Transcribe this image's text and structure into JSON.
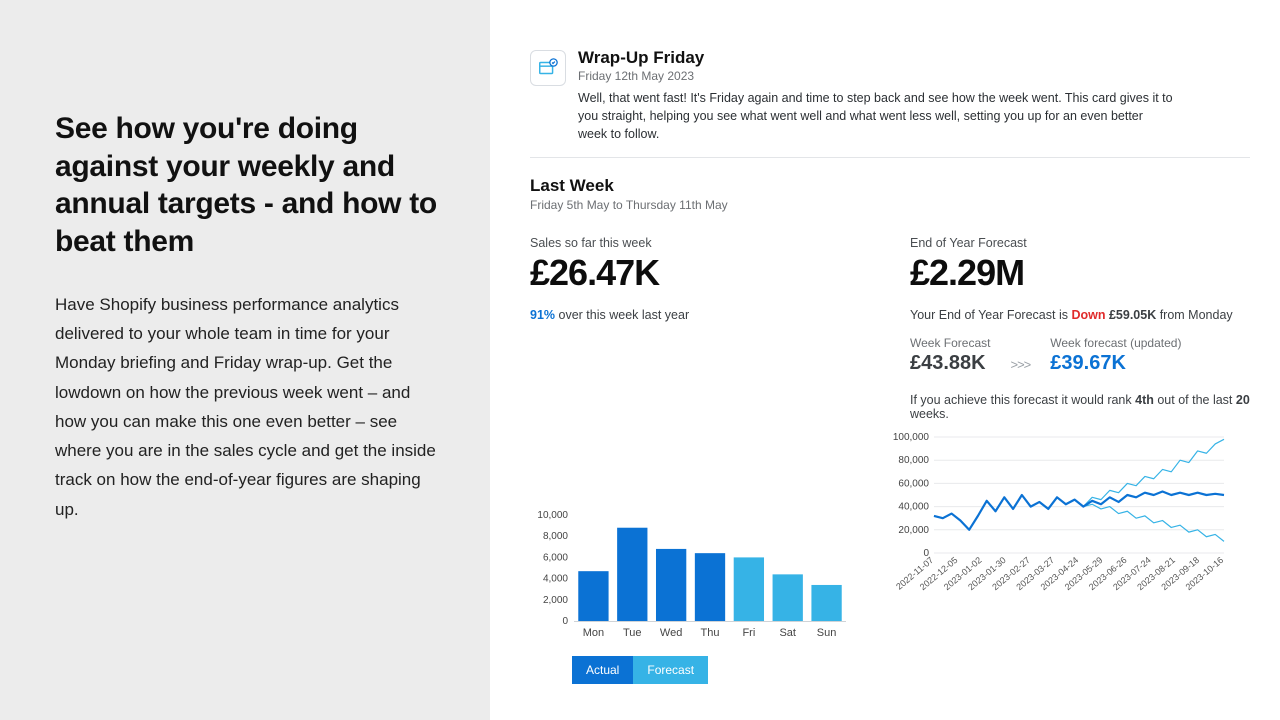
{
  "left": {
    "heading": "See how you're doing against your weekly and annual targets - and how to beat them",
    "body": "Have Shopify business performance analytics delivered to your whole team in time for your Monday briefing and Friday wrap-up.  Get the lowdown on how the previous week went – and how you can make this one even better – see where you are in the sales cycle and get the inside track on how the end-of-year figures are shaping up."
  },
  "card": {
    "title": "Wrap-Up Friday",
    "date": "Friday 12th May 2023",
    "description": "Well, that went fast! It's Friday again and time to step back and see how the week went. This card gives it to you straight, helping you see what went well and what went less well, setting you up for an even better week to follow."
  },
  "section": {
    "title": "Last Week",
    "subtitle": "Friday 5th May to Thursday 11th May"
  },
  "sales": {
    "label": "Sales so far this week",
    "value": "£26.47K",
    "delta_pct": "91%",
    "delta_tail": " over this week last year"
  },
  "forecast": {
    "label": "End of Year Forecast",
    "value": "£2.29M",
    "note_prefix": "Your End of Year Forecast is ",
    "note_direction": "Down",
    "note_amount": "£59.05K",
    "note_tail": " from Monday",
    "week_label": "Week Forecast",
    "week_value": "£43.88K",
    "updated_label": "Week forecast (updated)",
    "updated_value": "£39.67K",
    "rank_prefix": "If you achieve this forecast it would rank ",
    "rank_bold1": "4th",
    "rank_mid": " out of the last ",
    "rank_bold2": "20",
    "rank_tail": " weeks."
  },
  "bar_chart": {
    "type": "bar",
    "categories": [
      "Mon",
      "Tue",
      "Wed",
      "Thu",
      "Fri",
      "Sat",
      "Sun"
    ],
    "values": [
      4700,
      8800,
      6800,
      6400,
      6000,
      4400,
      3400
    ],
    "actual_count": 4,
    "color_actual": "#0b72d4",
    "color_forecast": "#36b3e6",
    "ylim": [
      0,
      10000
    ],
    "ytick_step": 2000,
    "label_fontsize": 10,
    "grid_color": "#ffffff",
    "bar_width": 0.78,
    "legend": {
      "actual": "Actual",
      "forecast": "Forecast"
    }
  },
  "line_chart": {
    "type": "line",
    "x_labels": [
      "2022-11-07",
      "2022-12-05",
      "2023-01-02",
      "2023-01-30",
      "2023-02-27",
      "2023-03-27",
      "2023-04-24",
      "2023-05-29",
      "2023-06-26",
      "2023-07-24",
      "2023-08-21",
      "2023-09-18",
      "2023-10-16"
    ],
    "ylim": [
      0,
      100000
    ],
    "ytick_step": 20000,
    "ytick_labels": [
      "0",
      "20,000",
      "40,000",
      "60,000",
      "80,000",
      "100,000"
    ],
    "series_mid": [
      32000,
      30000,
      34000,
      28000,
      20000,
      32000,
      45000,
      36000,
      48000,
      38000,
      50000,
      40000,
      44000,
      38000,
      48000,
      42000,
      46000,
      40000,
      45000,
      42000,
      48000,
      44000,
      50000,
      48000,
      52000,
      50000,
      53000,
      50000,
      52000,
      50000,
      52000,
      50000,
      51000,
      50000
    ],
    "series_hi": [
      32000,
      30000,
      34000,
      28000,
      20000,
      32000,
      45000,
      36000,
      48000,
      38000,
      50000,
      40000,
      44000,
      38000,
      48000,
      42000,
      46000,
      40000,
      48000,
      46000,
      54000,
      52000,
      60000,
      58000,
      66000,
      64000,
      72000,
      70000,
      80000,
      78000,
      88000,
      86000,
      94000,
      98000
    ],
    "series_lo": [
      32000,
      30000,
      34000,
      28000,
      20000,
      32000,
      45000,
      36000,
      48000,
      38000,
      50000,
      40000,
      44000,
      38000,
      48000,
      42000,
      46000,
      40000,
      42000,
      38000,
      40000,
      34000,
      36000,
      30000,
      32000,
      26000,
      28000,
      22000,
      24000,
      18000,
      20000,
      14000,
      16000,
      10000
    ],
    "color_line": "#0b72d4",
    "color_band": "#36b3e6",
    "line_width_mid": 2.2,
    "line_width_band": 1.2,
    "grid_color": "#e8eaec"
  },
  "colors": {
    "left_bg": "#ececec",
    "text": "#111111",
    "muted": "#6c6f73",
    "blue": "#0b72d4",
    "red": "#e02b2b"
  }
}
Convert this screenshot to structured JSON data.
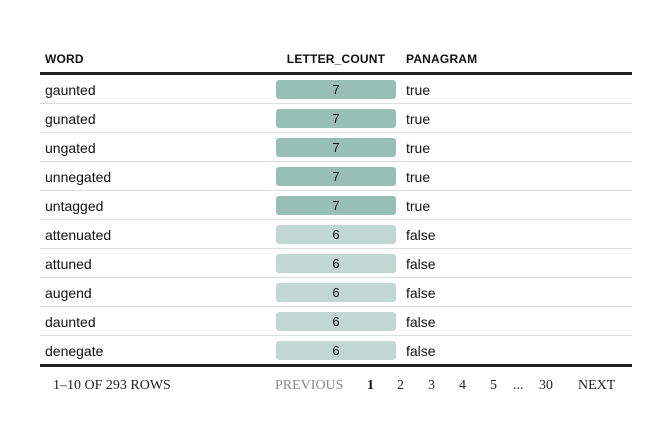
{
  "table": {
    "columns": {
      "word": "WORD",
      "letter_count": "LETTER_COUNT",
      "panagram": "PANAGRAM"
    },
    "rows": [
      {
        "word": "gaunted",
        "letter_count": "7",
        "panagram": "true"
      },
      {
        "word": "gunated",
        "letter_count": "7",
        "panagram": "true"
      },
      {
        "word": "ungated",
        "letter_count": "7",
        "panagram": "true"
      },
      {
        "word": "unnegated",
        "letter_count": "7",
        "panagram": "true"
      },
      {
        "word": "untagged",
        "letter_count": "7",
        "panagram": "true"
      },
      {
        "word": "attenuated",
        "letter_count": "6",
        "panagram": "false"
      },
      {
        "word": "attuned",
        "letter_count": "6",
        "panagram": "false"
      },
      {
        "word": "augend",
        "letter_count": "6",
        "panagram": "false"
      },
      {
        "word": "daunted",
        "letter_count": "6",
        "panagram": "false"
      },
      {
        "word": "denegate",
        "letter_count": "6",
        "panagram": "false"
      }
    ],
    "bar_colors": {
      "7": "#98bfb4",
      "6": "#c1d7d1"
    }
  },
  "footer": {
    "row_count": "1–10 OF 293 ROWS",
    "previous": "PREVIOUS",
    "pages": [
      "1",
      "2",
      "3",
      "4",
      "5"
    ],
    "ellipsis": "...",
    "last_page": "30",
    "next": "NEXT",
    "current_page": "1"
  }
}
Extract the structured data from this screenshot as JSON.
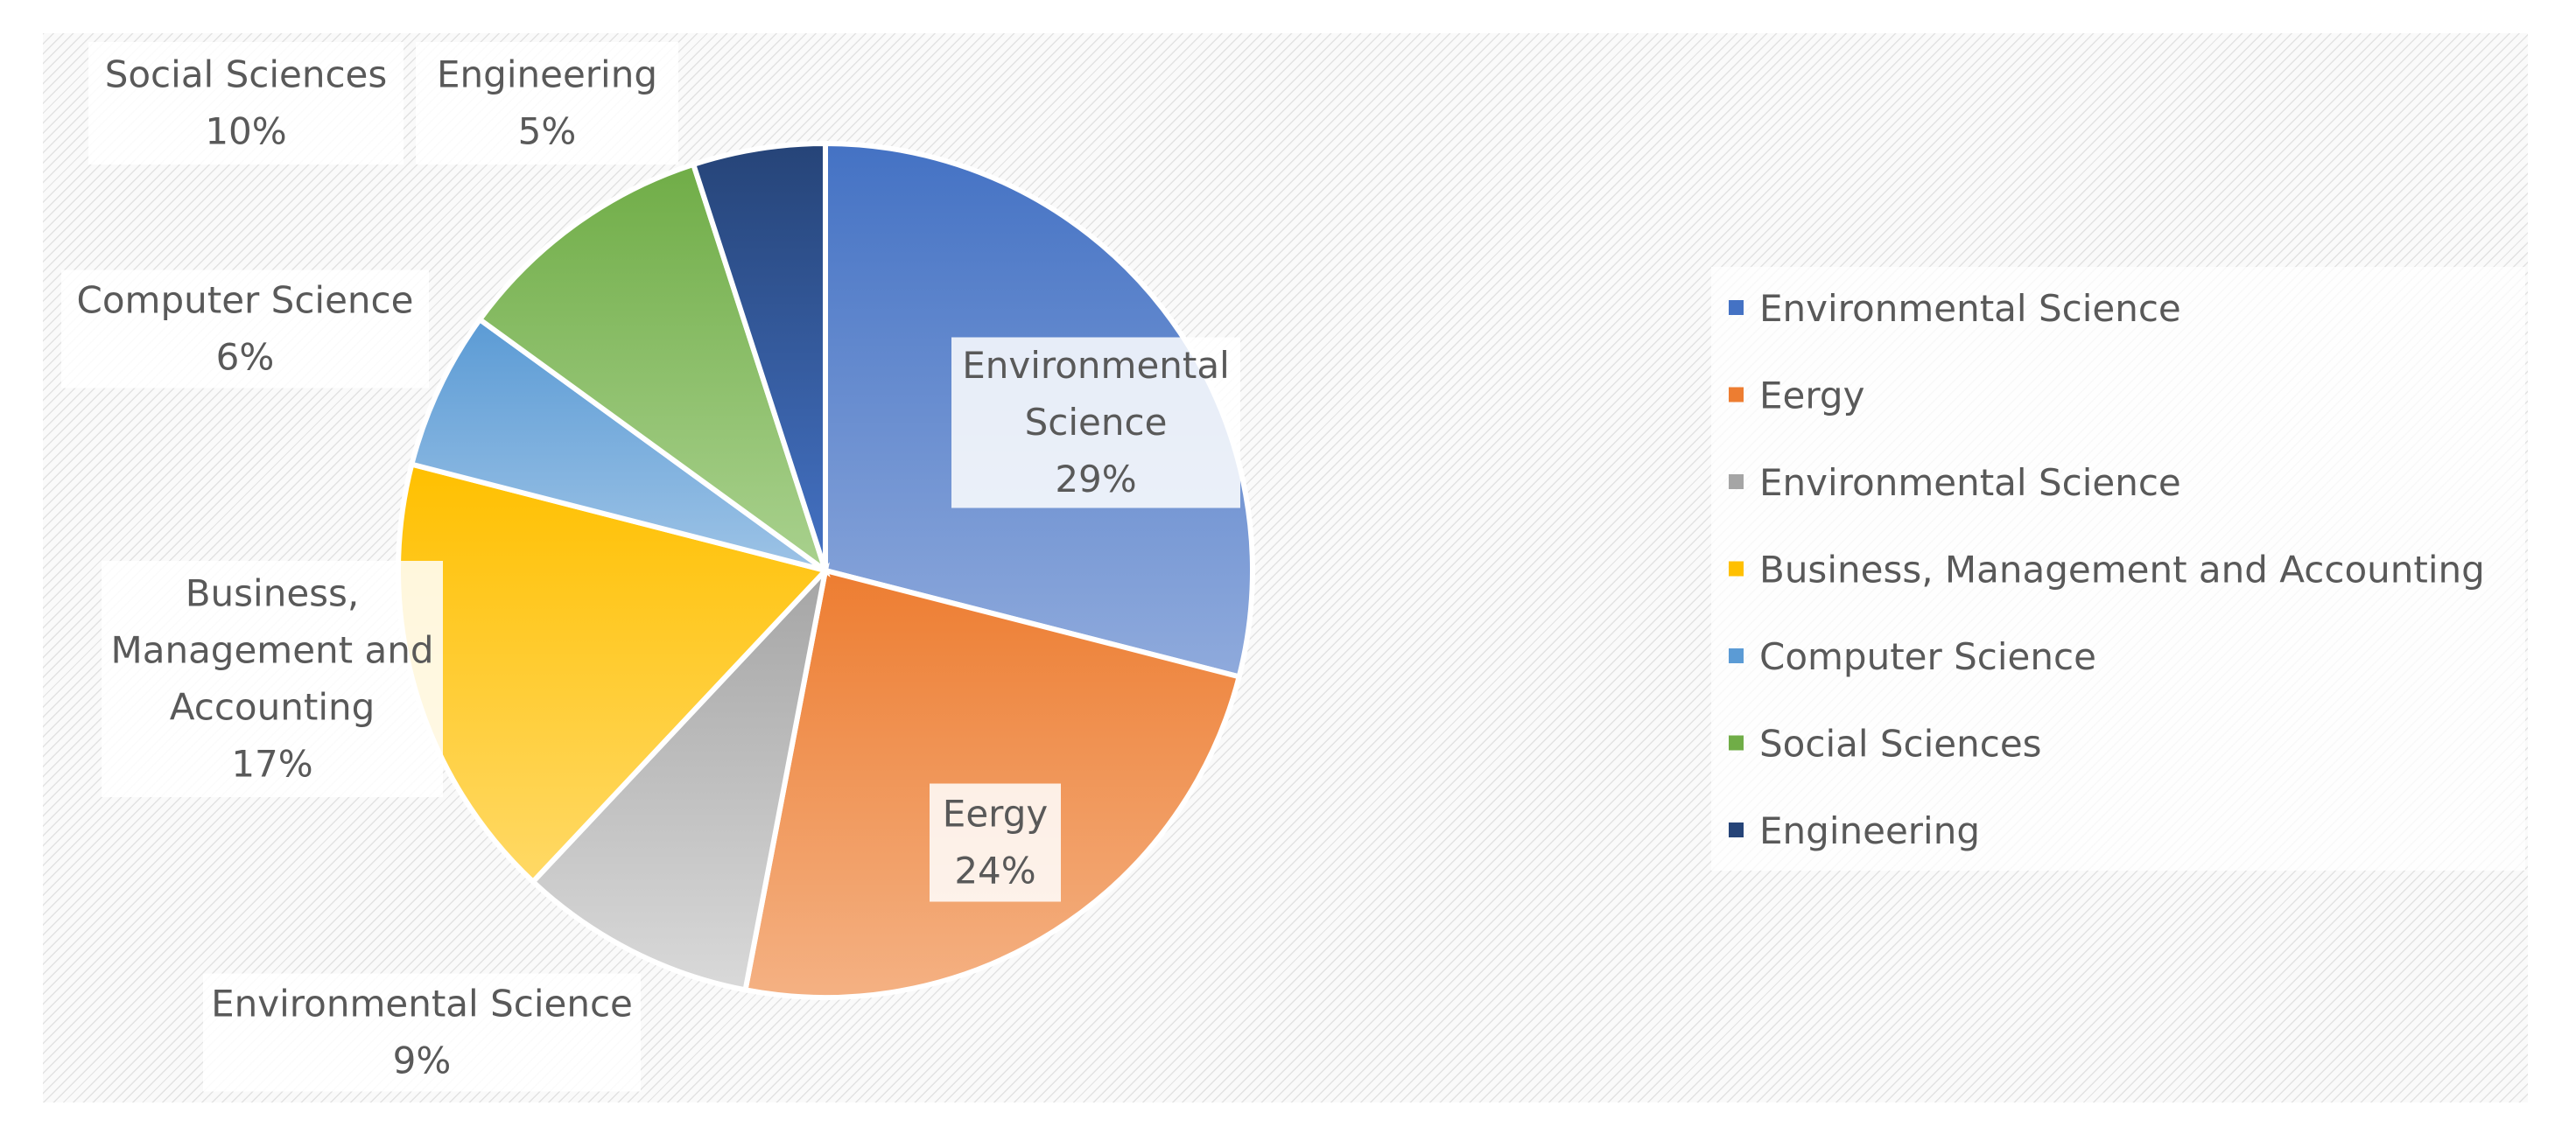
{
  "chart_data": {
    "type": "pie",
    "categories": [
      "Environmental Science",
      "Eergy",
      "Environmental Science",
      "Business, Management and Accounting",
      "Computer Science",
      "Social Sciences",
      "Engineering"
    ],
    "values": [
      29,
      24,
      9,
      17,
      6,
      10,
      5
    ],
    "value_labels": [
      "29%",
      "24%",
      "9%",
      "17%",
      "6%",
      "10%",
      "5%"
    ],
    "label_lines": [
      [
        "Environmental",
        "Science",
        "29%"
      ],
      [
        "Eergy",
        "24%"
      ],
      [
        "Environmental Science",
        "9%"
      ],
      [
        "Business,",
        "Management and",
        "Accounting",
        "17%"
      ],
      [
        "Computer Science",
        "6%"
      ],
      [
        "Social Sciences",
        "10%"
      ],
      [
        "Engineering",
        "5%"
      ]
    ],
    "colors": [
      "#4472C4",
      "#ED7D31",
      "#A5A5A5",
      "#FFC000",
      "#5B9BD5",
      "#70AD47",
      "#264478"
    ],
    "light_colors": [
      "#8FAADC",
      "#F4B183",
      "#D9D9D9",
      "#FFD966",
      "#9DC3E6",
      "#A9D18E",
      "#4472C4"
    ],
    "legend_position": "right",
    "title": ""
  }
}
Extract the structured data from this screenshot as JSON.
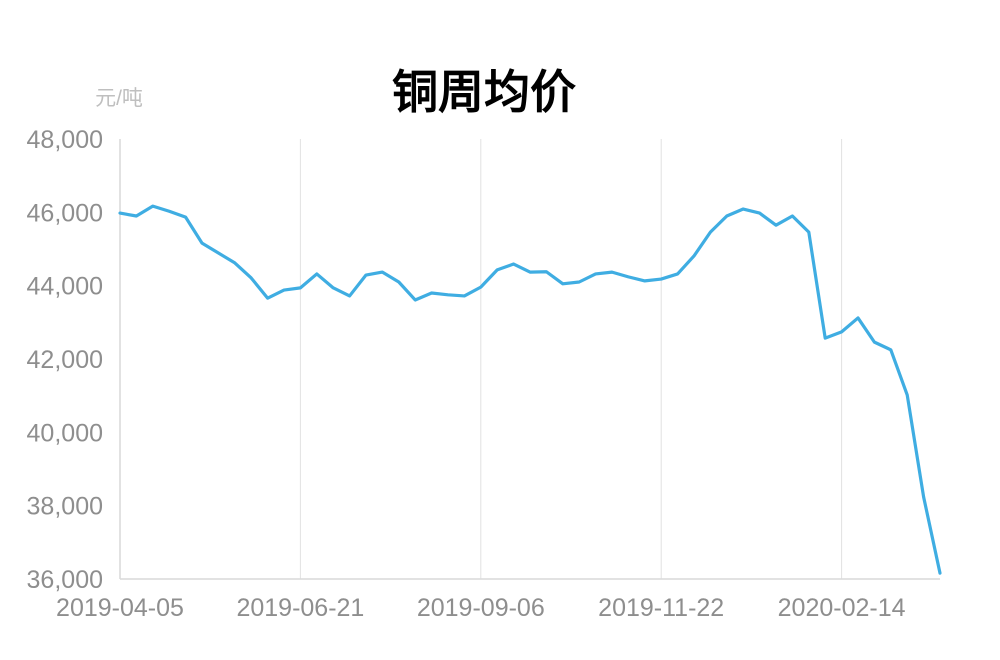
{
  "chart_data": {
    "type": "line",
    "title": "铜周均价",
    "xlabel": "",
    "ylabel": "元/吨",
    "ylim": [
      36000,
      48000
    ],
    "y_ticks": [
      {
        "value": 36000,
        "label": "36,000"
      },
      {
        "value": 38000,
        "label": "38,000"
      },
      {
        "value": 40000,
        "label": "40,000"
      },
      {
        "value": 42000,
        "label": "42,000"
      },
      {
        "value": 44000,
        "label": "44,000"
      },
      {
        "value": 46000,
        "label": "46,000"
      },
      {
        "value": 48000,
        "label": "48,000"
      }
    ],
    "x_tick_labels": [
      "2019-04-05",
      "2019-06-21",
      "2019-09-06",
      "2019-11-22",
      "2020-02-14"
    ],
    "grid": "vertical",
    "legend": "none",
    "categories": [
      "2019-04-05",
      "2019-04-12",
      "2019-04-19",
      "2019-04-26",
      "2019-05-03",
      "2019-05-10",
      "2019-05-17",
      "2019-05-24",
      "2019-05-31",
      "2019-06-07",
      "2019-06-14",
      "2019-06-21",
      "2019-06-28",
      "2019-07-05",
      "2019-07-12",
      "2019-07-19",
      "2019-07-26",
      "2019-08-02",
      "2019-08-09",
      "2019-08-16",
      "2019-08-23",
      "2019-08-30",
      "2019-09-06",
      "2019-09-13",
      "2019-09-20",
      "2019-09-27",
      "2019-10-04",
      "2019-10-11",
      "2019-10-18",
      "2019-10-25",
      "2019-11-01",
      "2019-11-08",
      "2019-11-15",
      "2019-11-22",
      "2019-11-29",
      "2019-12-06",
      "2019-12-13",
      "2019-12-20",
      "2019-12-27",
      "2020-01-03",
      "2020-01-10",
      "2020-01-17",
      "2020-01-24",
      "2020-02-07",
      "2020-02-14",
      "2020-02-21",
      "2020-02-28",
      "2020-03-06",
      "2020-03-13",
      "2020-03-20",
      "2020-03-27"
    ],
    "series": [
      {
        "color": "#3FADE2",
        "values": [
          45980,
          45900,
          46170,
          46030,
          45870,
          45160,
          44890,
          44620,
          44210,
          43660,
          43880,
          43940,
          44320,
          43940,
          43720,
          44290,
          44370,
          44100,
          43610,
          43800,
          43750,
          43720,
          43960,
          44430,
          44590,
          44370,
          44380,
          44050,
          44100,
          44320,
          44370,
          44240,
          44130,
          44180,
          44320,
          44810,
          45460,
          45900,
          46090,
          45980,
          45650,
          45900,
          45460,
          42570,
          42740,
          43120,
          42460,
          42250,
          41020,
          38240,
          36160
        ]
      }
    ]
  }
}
******
Return all lines with the word "text" in them.

Transcribe this image's text and structure into JSON.
    "text": "#111111",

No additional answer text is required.